## Collected data
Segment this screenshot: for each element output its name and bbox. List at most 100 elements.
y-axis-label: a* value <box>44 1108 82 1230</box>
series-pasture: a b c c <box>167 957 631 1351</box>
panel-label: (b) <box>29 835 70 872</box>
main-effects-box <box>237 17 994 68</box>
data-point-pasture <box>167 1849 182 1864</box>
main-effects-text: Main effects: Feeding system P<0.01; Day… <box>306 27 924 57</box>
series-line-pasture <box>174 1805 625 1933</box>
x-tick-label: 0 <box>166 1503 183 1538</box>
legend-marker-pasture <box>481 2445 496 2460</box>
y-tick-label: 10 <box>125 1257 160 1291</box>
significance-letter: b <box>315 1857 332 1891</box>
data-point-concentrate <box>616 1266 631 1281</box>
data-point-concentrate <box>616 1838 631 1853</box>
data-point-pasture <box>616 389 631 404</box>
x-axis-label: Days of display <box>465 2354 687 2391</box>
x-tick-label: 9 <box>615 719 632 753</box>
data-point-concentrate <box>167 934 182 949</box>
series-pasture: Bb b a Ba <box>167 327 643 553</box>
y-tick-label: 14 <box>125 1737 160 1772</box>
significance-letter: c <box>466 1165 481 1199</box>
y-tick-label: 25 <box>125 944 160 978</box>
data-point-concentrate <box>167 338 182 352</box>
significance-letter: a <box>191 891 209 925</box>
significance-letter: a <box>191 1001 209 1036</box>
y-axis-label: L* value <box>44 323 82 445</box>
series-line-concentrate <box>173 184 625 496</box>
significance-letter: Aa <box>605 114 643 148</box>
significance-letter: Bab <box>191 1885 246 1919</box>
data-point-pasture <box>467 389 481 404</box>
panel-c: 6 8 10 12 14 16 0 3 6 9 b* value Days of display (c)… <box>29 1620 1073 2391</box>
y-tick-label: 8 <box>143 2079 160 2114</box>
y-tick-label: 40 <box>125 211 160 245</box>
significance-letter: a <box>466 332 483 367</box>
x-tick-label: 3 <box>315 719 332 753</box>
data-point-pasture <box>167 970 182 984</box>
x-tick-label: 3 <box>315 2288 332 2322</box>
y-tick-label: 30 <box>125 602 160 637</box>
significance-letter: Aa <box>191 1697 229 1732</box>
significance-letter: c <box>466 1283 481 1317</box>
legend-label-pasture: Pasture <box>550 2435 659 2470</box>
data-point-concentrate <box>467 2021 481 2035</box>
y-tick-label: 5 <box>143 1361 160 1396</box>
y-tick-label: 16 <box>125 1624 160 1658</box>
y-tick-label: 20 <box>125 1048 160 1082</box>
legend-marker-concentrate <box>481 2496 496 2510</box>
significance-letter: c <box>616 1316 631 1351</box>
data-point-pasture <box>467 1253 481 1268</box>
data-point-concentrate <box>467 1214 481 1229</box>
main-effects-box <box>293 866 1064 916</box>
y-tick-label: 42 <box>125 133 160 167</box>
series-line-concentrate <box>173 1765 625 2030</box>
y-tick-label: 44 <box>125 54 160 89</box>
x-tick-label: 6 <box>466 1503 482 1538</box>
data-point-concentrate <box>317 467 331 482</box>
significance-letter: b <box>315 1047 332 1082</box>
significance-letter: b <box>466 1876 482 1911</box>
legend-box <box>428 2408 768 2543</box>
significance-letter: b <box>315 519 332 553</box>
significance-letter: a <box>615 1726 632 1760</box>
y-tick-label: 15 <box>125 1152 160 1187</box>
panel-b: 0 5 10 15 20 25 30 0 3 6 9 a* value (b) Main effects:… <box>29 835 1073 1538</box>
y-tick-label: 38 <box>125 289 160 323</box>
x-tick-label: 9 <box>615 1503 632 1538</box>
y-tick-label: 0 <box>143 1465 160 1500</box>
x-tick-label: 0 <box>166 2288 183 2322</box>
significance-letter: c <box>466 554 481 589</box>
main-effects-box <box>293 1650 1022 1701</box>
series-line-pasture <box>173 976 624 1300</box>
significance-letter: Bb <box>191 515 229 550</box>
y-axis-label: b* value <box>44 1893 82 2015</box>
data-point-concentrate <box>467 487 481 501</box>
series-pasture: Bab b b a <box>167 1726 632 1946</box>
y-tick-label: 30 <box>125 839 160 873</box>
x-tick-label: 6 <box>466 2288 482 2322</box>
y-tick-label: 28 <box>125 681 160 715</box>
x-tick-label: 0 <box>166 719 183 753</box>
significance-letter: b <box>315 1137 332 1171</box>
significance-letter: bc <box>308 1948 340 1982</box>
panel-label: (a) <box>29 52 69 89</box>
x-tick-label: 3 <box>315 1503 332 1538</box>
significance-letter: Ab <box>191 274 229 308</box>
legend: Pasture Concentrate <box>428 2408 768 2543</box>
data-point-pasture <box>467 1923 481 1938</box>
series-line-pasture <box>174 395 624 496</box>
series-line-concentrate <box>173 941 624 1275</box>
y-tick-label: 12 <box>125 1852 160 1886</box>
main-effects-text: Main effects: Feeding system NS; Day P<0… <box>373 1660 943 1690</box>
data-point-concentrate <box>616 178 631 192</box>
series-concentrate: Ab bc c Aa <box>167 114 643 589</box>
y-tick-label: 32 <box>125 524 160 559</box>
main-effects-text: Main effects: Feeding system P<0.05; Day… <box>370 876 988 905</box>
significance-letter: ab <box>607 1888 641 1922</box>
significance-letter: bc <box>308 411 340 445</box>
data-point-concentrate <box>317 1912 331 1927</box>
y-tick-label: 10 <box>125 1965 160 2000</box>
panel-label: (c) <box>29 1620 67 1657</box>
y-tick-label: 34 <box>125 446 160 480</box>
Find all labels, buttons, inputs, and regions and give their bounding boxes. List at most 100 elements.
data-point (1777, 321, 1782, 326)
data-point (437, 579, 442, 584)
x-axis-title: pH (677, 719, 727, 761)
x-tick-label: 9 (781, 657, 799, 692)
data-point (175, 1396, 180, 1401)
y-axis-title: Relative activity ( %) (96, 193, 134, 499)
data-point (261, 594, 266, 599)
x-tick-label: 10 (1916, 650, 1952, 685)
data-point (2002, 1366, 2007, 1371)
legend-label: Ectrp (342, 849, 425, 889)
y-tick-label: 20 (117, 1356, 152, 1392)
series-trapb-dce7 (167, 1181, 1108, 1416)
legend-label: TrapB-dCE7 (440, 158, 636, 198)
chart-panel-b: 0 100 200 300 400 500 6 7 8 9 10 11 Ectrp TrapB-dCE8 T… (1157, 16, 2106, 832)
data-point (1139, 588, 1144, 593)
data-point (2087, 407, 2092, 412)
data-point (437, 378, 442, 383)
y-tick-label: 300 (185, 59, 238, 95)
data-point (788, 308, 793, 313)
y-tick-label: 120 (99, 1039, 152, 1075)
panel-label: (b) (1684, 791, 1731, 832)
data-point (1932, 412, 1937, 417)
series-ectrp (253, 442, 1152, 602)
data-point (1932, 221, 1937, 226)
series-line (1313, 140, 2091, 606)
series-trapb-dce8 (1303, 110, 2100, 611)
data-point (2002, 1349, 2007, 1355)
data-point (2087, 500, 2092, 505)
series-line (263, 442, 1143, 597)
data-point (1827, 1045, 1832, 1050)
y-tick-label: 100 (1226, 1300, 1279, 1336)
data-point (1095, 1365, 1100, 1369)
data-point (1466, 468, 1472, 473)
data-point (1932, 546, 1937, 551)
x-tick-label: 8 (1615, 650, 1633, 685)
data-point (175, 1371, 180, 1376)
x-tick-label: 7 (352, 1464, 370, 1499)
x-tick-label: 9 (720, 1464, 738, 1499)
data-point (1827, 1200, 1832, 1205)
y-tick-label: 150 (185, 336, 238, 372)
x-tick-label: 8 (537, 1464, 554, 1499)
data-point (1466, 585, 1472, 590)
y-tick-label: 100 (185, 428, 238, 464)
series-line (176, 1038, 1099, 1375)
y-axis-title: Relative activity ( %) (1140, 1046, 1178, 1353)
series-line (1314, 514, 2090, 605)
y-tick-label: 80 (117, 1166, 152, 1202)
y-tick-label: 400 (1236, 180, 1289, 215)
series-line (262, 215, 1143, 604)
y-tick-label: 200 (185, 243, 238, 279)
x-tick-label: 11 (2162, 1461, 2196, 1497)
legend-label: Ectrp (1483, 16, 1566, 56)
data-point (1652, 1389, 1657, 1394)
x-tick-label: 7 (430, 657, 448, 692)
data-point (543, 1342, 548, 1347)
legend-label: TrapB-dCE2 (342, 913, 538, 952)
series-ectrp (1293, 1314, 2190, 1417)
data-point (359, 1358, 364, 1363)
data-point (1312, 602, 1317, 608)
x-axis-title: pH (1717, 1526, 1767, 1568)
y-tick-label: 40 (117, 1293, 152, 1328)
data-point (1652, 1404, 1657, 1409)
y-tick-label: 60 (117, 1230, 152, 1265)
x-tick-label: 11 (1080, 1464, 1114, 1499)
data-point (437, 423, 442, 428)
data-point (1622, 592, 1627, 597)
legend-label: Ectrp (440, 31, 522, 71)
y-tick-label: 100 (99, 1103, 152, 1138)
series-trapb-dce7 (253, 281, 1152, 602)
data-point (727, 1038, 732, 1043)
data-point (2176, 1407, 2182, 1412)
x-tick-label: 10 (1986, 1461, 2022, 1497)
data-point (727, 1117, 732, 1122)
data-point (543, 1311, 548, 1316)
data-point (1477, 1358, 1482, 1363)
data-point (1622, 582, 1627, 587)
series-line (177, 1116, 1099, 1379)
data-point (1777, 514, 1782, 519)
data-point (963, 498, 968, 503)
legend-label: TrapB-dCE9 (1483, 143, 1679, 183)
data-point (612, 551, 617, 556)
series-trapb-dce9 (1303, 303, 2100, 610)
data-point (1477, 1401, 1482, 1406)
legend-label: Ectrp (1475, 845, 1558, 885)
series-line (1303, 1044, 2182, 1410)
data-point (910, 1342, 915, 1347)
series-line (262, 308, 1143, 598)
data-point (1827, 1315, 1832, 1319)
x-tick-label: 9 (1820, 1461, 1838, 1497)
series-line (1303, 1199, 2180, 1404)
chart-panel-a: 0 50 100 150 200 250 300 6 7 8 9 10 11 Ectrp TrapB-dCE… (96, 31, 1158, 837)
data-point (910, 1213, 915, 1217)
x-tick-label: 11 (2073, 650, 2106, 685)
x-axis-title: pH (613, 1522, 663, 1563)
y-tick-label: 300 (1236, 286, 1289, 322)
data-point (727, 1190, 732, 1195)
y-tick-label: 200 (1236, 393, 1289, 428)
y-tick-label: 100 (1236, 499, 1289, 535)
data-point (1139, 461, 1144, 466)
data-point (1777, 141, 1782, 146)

## Requirement
Reproduce word for word everything from the start of the entries down through the line containing "x-axis-label: Days of".

## Task solution
Segment this screenshot: for each element output its name and bbox. List at most 100 elements.
y-axis-label: a* value <box>44 1108 82 1230</box>
series-pasture: a b c c <box>167 957 631 1351</box>
panel-label: (b) <box>29 835 70 872</box>
main-effects-box <box>237 17 994 68</box>
data-point-pasture <box>167 1849 182 1864</box>
main-effects-text: Main effects: Feeding system P<0.01; Day… <box>306 27 924 57</box>
series-line-pasture <box>174 1805 625 1933</box>
x-tick-label: 0 <box>166 1503 183 1538</box>
legend-marker-pasture <box>481 2445 496 2460</box>
y-tick-label: 10 <box>125 1257 160 1291</box>
significance-letter: b <box>315 1857 332 1891</box>
data-point-concentrate <box>616 1266 631 1281</box>
data-point-concentrate <box>616 1838 631 1853</box>
data-point-pasture <box>616 389 631 404</box>
x-axis-label: Days of display <box>465 2354 687 2391</box>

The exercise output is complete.